SHORT EXERCISE –
Filter the entries, keeping every line with the word "JSON".

╭─ MATERIAL PROVIDED

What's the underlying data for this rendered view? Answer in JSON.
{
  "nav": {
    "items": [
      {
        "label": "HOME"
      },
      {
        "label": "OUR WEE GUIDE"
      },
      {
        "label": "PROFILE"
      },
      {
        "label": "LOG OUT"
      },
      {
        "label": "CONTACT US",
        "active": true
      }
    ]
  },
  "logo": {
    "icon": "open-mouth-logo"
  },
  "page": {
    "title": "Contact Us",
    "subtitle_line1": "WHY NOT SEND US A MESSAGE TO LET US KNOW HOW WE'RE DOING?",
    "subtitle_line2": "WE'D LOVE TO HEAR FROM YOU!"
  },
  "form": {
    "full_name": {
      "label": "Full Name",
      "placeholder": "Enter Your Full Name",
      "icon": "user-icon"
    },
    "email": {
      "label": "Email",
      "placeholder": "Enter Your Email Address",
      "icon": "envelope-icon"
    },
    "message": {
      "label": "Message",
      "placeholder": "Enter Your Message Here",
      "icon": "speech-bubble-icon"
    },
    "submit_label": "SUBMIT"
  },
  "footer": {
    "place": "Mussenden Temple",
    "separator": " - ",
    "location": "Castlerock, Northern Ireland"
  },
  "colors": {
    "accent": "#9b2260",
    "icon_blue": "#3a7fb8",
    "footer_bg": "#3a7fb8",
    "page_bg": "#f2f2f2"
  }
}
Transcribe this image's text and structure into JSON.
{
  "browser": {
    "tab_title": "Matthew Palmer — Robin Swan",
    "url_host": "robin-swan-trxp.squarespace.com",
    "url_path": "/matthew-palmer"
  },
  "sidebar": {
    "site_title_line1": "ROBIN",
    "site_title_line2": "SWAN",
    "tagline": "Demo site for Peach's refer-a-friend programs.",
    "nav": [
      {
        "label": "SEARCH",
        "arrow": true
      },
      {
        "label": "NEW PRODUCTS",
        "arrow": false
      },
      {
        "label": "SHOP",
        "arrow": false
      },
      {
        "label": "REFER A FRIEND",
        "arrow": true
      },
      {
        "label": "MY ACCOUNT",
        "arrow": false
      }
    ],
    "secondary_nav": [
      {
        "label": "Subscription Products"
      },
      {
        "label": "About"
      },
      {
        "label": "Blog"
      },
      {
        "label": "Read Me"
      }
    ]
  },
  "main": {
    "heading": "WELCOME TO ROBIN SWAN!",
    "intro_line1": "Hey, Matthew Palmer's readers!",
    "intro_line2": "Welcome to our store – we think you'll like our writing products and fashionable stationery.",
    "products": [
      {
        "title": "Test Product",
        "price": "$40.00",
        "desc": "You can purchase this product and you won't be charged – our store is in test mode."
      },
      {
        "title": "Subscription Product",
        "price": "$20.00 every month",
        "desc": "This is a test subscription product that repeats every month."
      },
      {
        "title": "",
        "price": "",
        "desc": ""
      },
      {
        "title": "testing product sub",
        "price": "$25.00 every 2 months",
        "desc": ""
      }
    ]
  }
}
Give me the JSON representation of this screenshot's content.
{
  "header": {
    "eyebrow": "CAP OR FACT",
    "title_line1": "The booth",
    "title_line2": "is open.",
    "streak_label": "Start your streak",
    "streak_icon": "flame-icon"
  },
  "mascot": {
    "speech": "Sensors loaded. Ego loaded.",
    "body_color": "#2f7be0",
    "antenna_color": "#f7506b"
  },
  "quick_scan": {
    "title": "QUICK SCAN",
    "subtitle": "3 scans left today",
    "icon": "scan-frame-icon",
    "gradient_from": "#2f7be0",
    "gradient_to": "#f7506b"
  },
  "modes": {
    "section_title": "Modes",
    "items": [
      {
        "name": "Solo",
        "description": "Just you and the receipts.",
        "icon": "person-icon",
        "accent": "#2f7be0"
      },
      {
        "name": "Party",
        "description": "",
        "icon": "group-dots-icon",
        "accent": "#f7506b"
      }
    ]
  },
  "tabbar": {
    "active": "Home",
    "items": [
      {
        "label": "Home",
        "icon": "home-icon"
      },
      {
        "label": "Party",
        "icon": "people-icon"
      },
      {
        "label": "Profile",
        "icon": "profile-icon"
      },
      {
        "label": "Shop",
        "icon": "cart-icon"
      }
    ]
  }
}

╰─

SOLUTION –
What's the underlying data for this rendered view? Answer in JSON.
Transcribe this image's text and structure into JSON.
Give me the JSON representation of this screenshot's content.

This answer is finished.